-- start of Provided records --

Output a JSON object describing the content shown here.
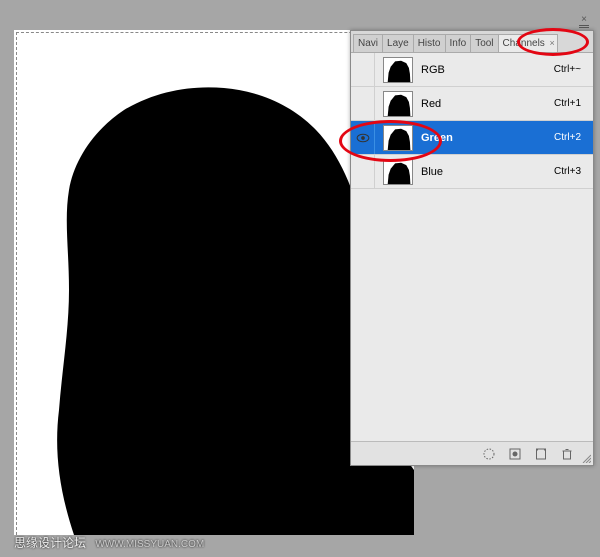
{
  "tabs": {
    "items": [
      "Navi",
      "Laye",
      "Histo",
      "Info",
      "Tool",
      "Channels"
    ],
    "active_index": 5
  },
  "channels": [
    {
      "name": "RGB",
      "shortcut": "Ctrl+~",
      "visible": false,
      "selected": false
    },
    {
      "name": "Red",
      "shortcut": "Ctrl+1",
      "visible": false,
      "selected": false
    },
    {
      "name": "Green",
      "shortcut": "Ctrl+2",
      "visible": true,
      "selected": true
    },
    {
      "name": "Blue",
      "shortcut": "Ctrl+3",
      "visible": false,
      "selected": false
    }
  ],
  "watermark": {
    "text": "思缘设计论坛",
    "url": "WWW.MISSYUAN.COM"
  },
  "icons": {
    "close": "×",
    "tab_close": "×"
  }
}
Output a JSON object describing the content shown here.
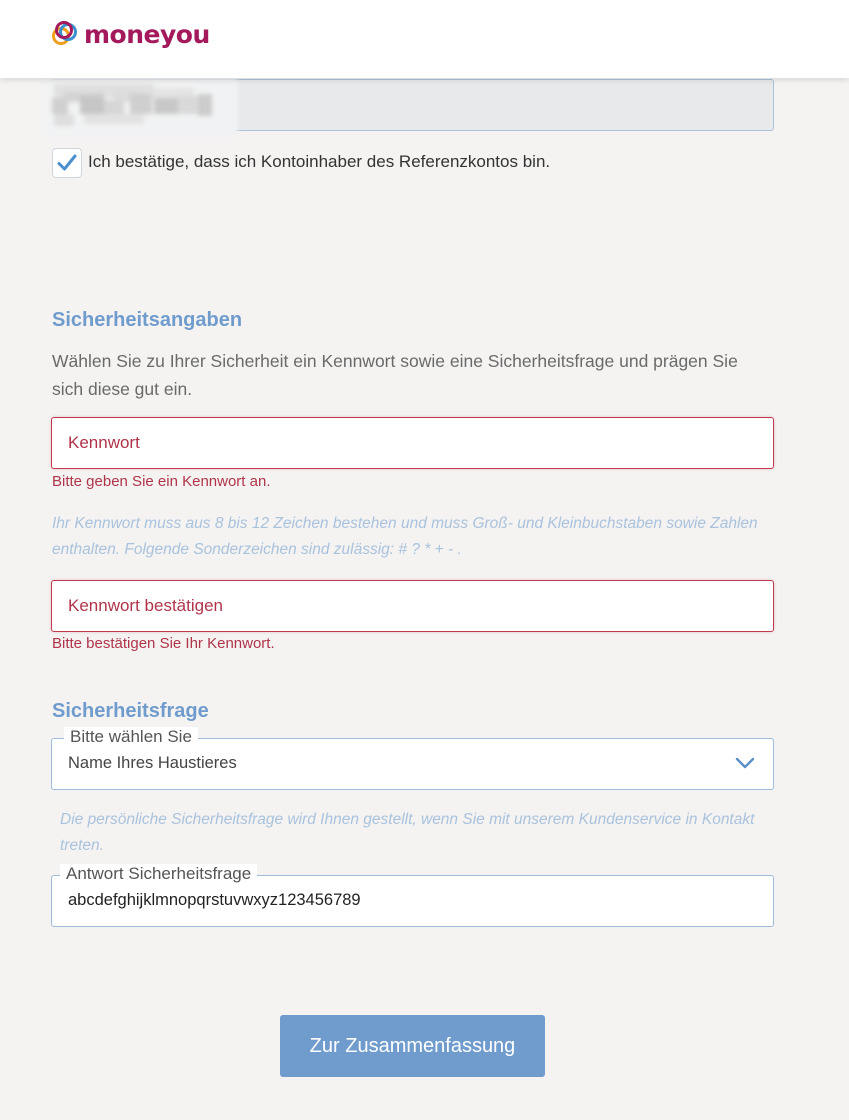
{
  "brand": {
    "name": "moneyou",
    "color": "#a3195b"
  },
  "confirm_owner": {
    "checked": true,
    "label": "Ich bestätige, dass ich Kontoinhaber des Referenzkontos bin."
  },
  "security": {
    "title": "Sicherheitsangaben",
    "intro": "Wählen Sie zu Ihrer Sicherheit ein Kennwort sowie eine Sicherheitsfrage und prägen Sie sich diese gut ein.",
    "password": {
      "placeholder": "Kennwort",
      "error": "Bitte geben Sie ein Kennwort an."
    },
    "password_hint": "Ihr Kennwort muss aus 8 bis 12 Zeichen bestehen und muss Groß- und Kleinbuchstaben sowie Zahlen enthalten. Folgende Sonderzeichen sind zulässig: # ? * + - .",
    "password_confirm": {
      "placeholder": "Kennwort bestätigen",
      "error": "Bitte bestätigen Sie Ihr Kennwort."
    }
  },
  "security_question": {
    "title": "Sicherheitsfrage",
    "select_label": "Bitte wählen Sie",
    "selected_value": "Name Ihres Haustieres",
    "hint": "Die persönliche Sicherheitsfrage wird Ihnen gestellt, wenn Sie mit unserem Kundenservice in Kontakt treten.",
    "answer_label": "Antwort Sicherheitsfrage",
    "answer_value": "abcdefghijklmnopqrstuvwxyz123456789"
  },
  "submit_label": "Zur Zusammenfassung",
  "colors": {
    "accent": "#6f9ccd",
    "error": "#b03449",
    "hint": "#a9c2dd",
    "background": "#f4f3f2"
  },
  "icons": [
    "moneyou-logo-icon",
    "checkmark-icon",
    "chevron-down-icon"
  ]
}
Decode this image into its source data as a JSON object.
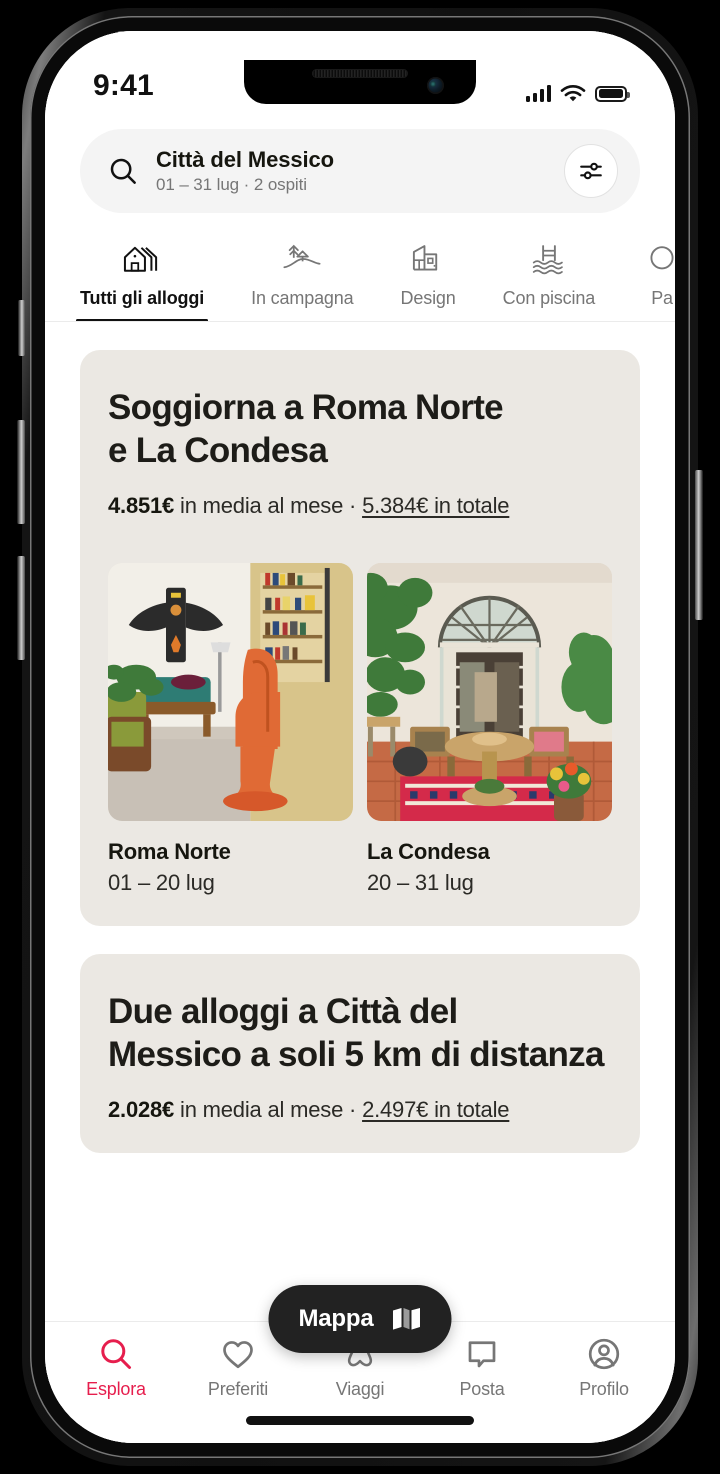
{
  "status_bar": {
    "time": "9:41",
    "signal_icon": "cellular-bars-icon",
    "wifi_icon": "wifi-icon",
    "battery_icon": "battery-full-icon"
  },
  "search": {
    "icon": "search-icon",
    "location": "Città del Messico",
    "details": "01 – 31 lug · 2 ospiti",
    "filter_icon": "filter-sliders-icon"
  },
  "categories": [
    {
      "label": "Tutti gli alloggi",
      "icon": "houses-icon",
      "active": true
    },
    {
      "label": "In campagna",
      "icon": "countryside-icon",
      "active": false
    },
    {
      "label": "Design",
      "icon": "design-building-icon",
      "active": false
    },
    {
      "label": "Con piscina",
      "icon": "pool-icon",
      "active": false
    },
    {
      "label": "Pa",
      "icon": "partial-category-icon",
      "active": false
    }
  ],
  "cards": [
    {
      "title": "Soggiorna a Roma Norte\ne La Condesa",
      "price_amount": "4.851€",
      "price_middle": " in media al mese · ",
      "price_total": "5.384€ in totale",
      "stays": [
        {
          "name": "Roma Norte",
          "dates": "01 – 20 lug",
          "photo": "living-room-orange-chair-photo"
        },
        {
          "name": "La Condesa",
          "dates": "20 – 31 lug",
          "photo": "courtyard-arched-doors-photo"
        }
      ]
    },
    {
      "title": "Due alloggi a Città del\nMessico a soli 5 km di distanza",
      "price_amount": "2.028€",
      "price_middle": " in media al mese · ",
      "price_total": "2.497€ in totale",
      "stays": []
    }
  ],
  "map_pill": {
    "label": "Mappa",
    "icon": "map-folded-icon"
  },
  "bottom_nav": [
    {
      "label": "Esplora",
      "icon": "search-icon",
      "active": true
    },
    {
      "label": "Preferiti",
      "icon": "heart-icon",
      "active": false
    },
    {
      "label": "Viaggi",
      "icon": "airbnb-logo-icon",
      "active": false
    },
    {
      "label": "Posta",
      "icon": "message-icon",
      "active": false
    },
    {
      "label": "Profilo",
      "icon": "person-circle-icon",
      "active": false
    }
  ],
  "colors": {
    "accent": "#e61e4d",
    "card_bg": "#ebe8e3",
    "pill_bg": "#222222",
    "text_primary": "#16160f",
    "text_muted": "#767676"
  }
}
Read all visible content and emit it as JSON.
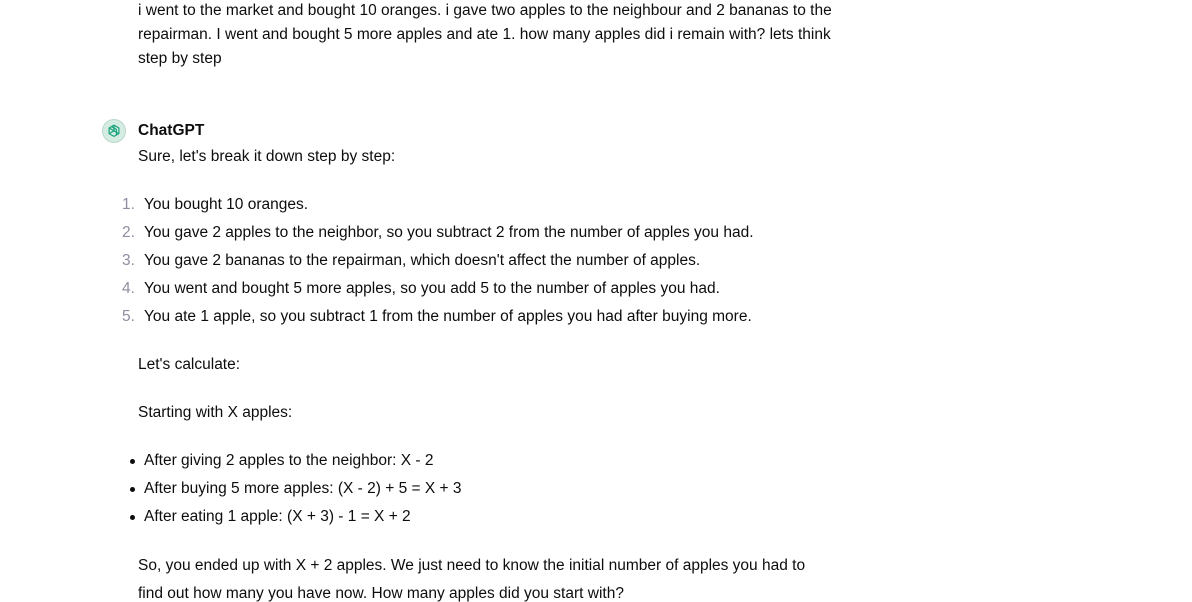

-- end of Provided records --

* Challenge:
Go through the records and gather the lines that hold "shortcut".

* Final result:
      "shortcut": "Ctrl+~",
      "shortcut": "Ctrl+1",
      "shortcut": "Ctrl+2",
      "shortcut": "Ctrl+3",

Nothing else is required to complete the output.